### [Task prompt]
Leave out the pictures and transcribe everything else exactly.

Begin Task inputs

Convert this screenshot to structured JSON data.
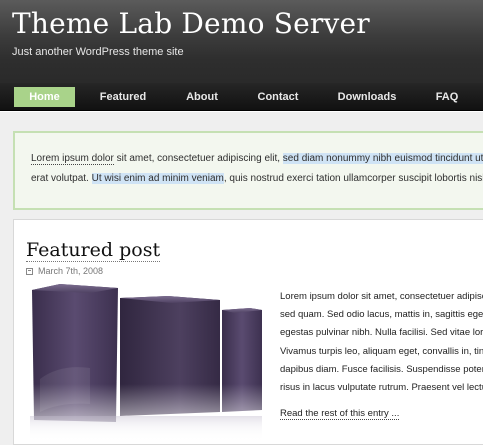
{
  "header": {
    "site_title": "Theme Lab Demo Server",
    "tagline": "Just another WordPress theme site"
  },
  "nav": {
    "items": [
      {
        "label": "Home",
        "active": true
      },
      {
        "label": "Featured"
      },
      {
        "label": "About"
      },
      {
        "label": "Contact"
      },
      {
        "label": "Downloads"
      },
      {
        "label": "FAQ"
      }
    ]
  },
  "notice": {
    "line1": {
      "link1": "Lorem ipsum dolor",
      "text1": " sit amet, consectetuer adipiscing elit, ",
      "highlight1": "sed diam nonummy nibh euismod tincidunt ut laoreet dolore magna aliquam"
    },
    "line2": {
      "text1": "erat volutpat. ",
      "highlight1": "Ut wisi enim ad minim veniam",
      "text2": ", quis nostrud exerci tation ullamcorper suscipit lobortis nisl ut aliquip"
    }
  },
  "post": {
    "title": "Featured post",
    "date": "March 7th, 2008",
    "image_icon": "product-boxes-image",
    "body_lines": [
      "Lorem ipsum dolor sit amet, consectetuer adipiscing",
      "sed quam. Sed odio lacus, mattis in, sagittis eget",
      "egestas pulvinar nibh. Nulla facilisi. Sed vitae lorem",
      "Vivamus turpis leo, aliquam eget, convallis in, tincidunt",
      "dapibus diam. Fusce facilisis. Suspendisse potenti",
      "risus in lacus vulputate rutrum. Praesent vel lectus"
    ],
    "read_more": "Read the rest of this entry ..."
  },
  "colors": {
    "nav_active": "#a9d38a",
    "notice_border": "#c5e0b3",
    "highlight": "#cfe3f5",
    "box_purple": "#4a3d5e"
  }
}
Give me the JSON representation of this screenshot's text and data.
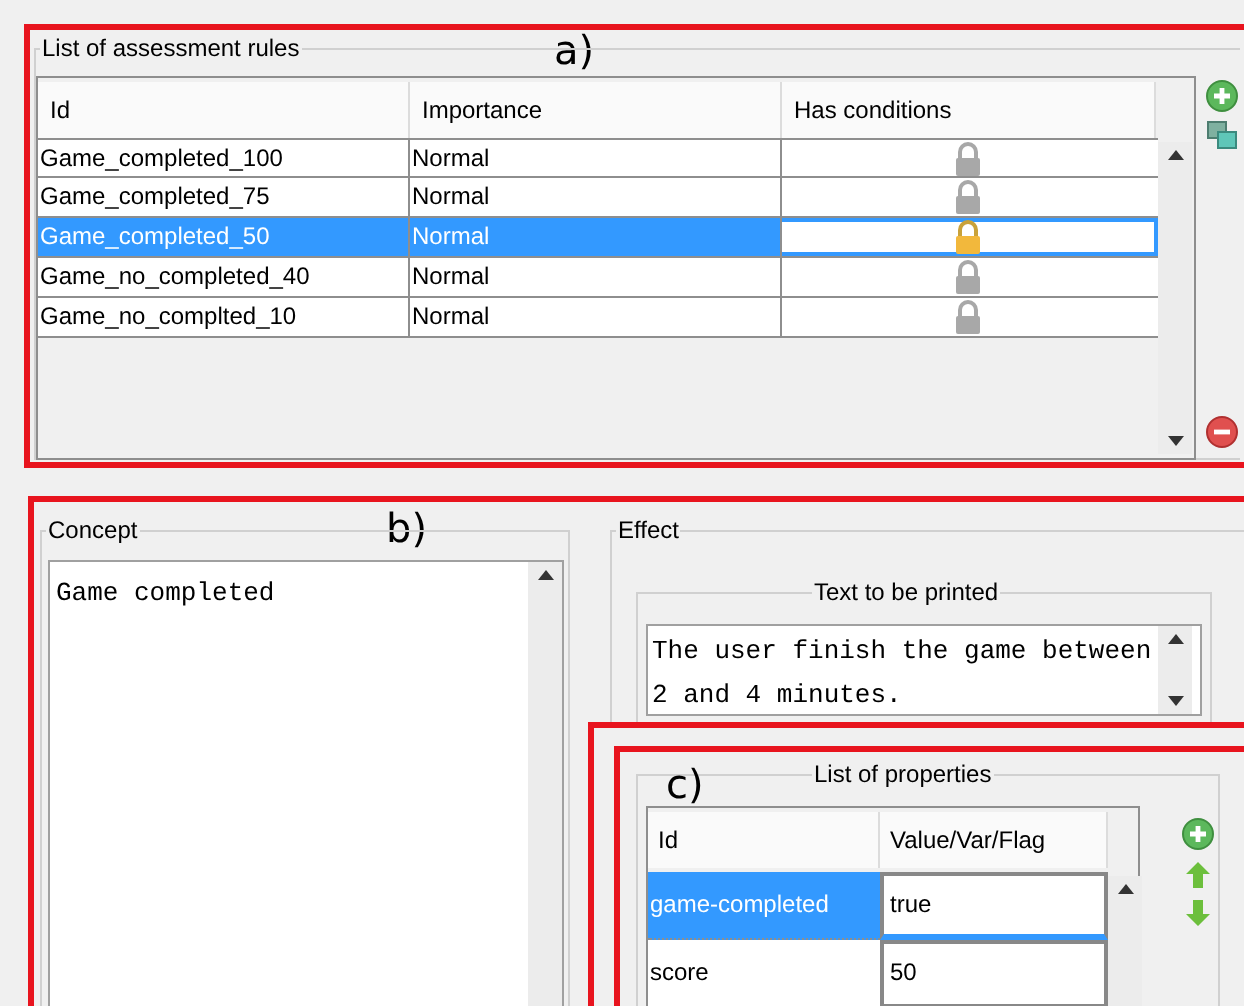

End Task inputs

### [Exercise answer]
Convert this screenshot to structured JSON data.
{
  "header": {
    "site_title": "Theme Lab Demo Server",
    "tagline": "Just another WordPress theme site"
  },
  "nav": {
    "items": [
      {
        "label": "Home",
        "active": true
      },
      {
        "label": "Featured"
      },
      {
        "label": "About"
      },
      {
        "label": "Contact"
      },
      {
        "label": "Downloads"
      },
      {
        "label": "FAQ"
      }
    ]
  },
  "notice": {
    "line1": {
      "link1": "Lorem ipsum dolor",
      "text1": " sit amet, consectetuer adipiscing elit, ",
      "highlight1": "sed diam nonummy nibh euismod tincidunt ut laoreet dolore magna aliquam"
    },
    "line2": {
      "text1": "erat volutpat. ",
      "highlight1": "Ut wisi enim ad minim veniam",
      "text2": ", quis nostrud exerci tation ullamcorper suscipit lobortis nisl ut aliquip"
    }
  },
  "post": {
    "title": "Featured post",
    "date": "March 7th, 2008",
    "image_icon": "product-boxes-image",
    "body_lines": [
      "Lorem ipsum dolor sit amet, consectetuer adipiscing",
      "sed quam. Sed odio lacus, mattis in, sagittis eget",
      "egestas pulvinar nibh. Nulla facilisi. Sed vitae lorem",
      "Vivamus turpis leo, aliquam eget, convallis in, tincidunt",
      "dapibus diam. Fusce facilisis. Suspendisse potenti",
      "risus in lacus vulputate rutrum. Praesent vel lectus"
    ],
    "read_more": "Read the rest of this entry ..."
  },
  "colors": {
    "nav_active": "#a9d38a",
    "notice_border": "#c5e0b3",
    "highlight": "#cfe3f5",
    "box_purple": "#4a3d5e"
  }
}
Give me the JSON representation of this screenshot's text and data.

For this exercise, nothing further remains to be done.